● **Given problem**:
Format every line of the data as a numbered list, skipping blank lines. Leave out the pictures.

Element and box listings:

[START]

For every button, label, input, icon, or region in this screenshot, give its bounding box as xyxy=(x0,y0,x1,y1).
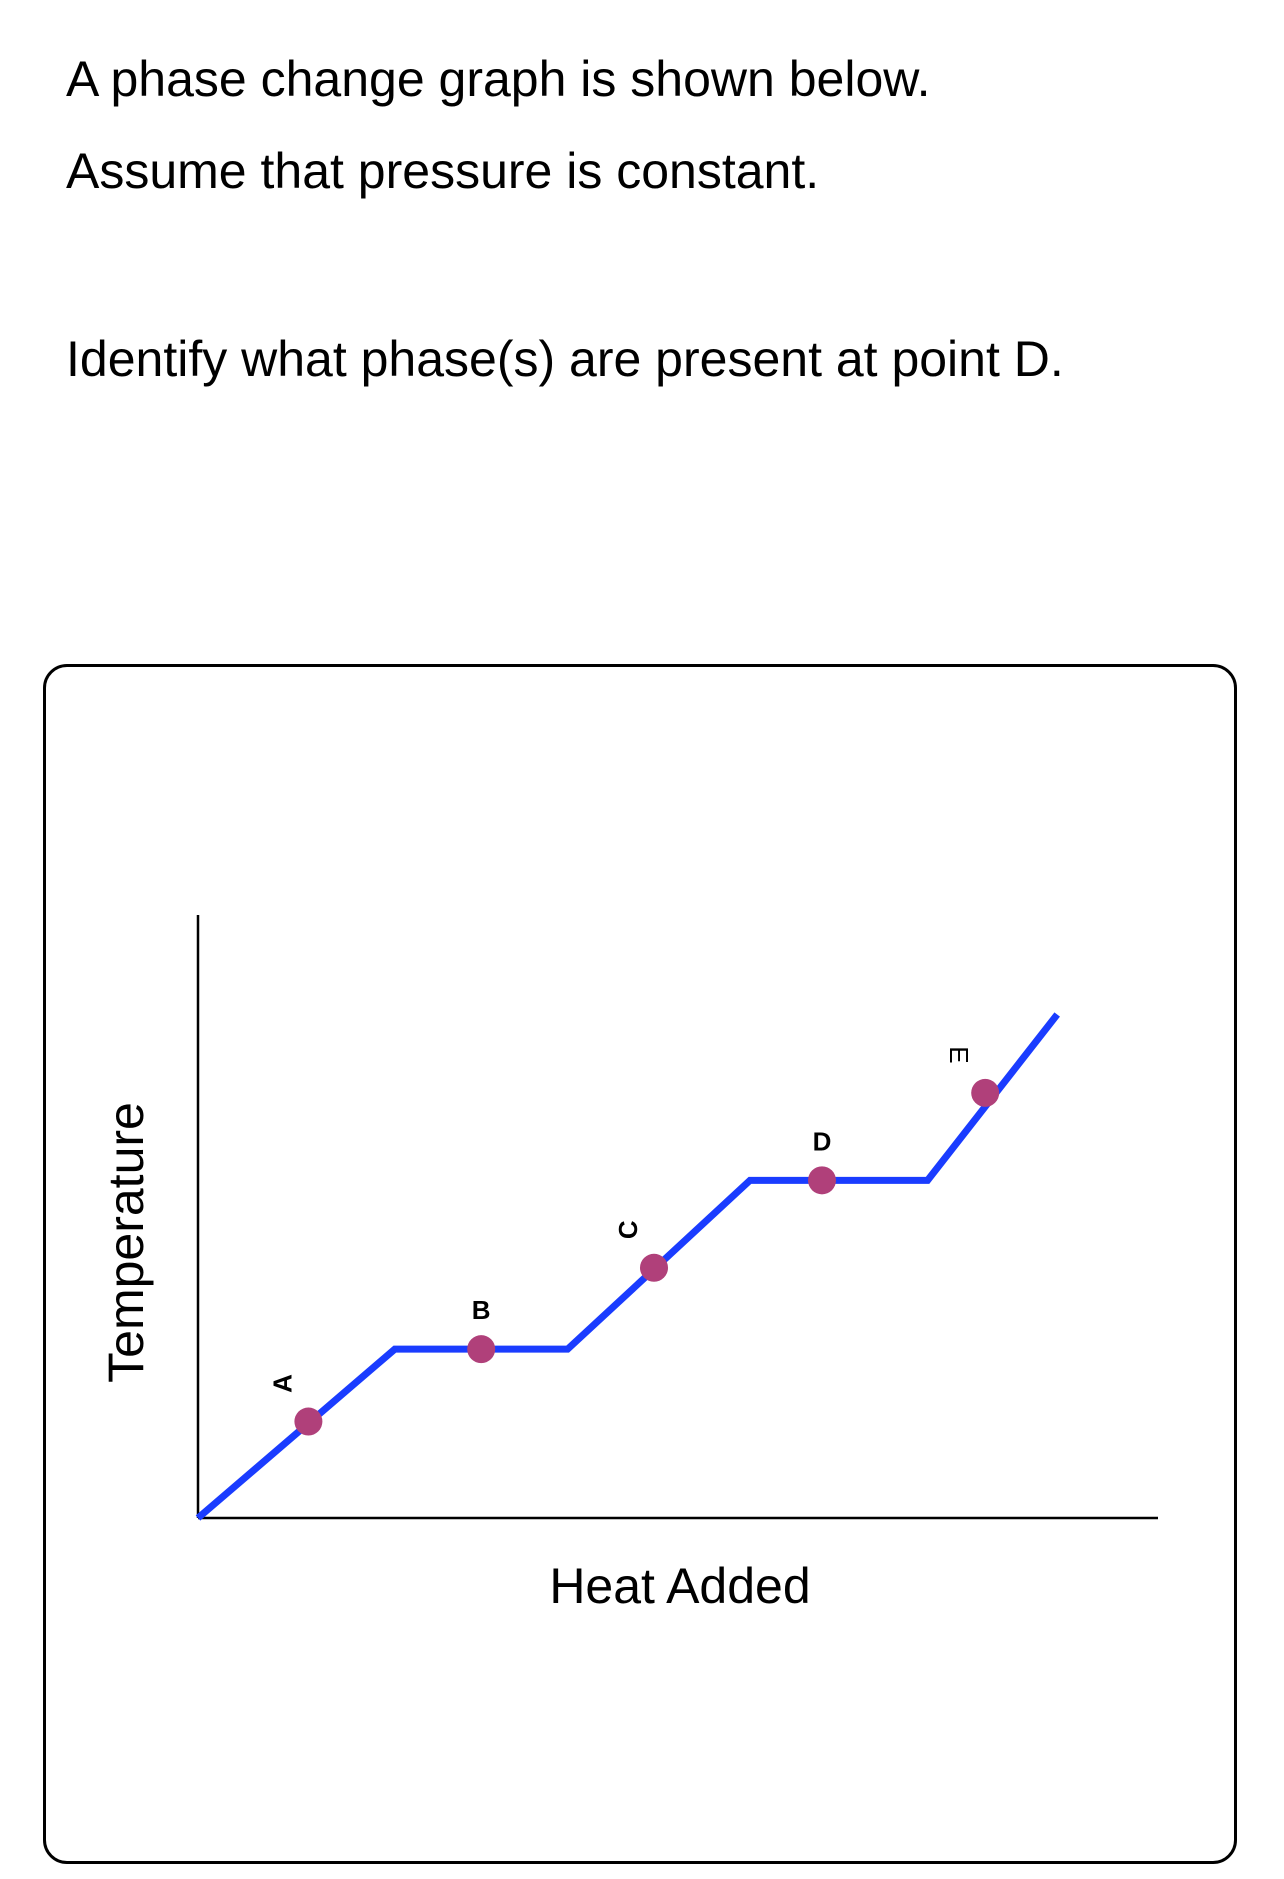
point-e xyxy=(971,1078,1000,1107)
graph-card xyxy=(43,664,1237,1864)
point-a xyxy=(294,1407,323,1436)
x-axis-label: Heat Added xyxy=(549,1558,810,1614)
series-layer xyxy=(195,1012,1060,1521)
question-line-1: A phase change graph is shown below. xyxy=(66,51,931,107)
point-d xyxy=(808,1166,836,1195)
point-label-c: C xyxy=(613,1220,643,1239)
question-prompt: Identify what phase(s) are present at po… xyxy=(66,331,1064,387)
question-line-2: Assume that pressure is constant. xyxy=(66,143,820,199)
y-axis-label: Temperature xyxy=(98,1102,154,1383)
series-line-0 xyxy=(195,1012,1060,1521)
point-label-b: B xyxy=(472,1295,491,1325)
point-b xyxy=(467,1335,496,1364)
point-label-d: D xyxy=(813,1126,832,1156)
points-layer: A B C D E xyxy=(267,1046,1000,1436)
point-label-a: A xyxy=(267,1374,297,1393)
axes xyxy=(196,915,1158,1520)
point-c xyxy=(640,1253,668,1282)
question-intro: A phase change graph is shown below. Ass… xyxy=(66,33,1216,217)
point-label-e: E xyxy=(944,1046,974,1063)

[END]

● **Final result**:
1. For every button, label, input, icon, or region in this screenshot, give its bounding box as xyxy=(x0,y0,x1,y1).
2. point-e xyxy=(971,1078,1000,1107)
3. graph-card xyxy=(43,664,1237,1864)
4. point-a xyxy=(294,1407,323,1436)
5. x-axis-label: Heat Added xyxy=(549,1558,810,1614)
6. series-layer xyxy=(195,1012,1060,1521)
7. question-line-1: A phase change graph is shown below. xyxy=(66,51,931,107)
8. point-d xyxy=(808,1166,836,1195)
9. point-label-c: C xyxy=(613,1220,643,1239)
10. question-prompt: Identify what phase(s) are present at po… xyxy=(66,331,1064,387)
11. question-line-2: Assume that pressure is constant. xyxy=(66,143,820,199)
12. y-axis-label: Temperature xyxy=(98,1102,154,1383)
13. series-line-0 xyxy=(195,1012,1060,1521)
14. point-label-b: B xyxy=(472,1295,491,1325)
15. point-b xyxy=(467,1335,496,1364)
16. point-label-d: D xyxy=(813,1126,832,1156)
17. points-layer: A B C D E xyxy=(267,1046,1000,1436)
18. point-label-a: A xyxy=(267,1374,297,1393)
19. axes xyxy=(196,915,1158,1520)
20. point-c xyxy=(640,1253,668,1282)
21. question-intro: A phase change graph is shown below. Ass… xyxy=(66,33,1216,217)
22. point-label-e: E xyxy=(944,1046,974,1063)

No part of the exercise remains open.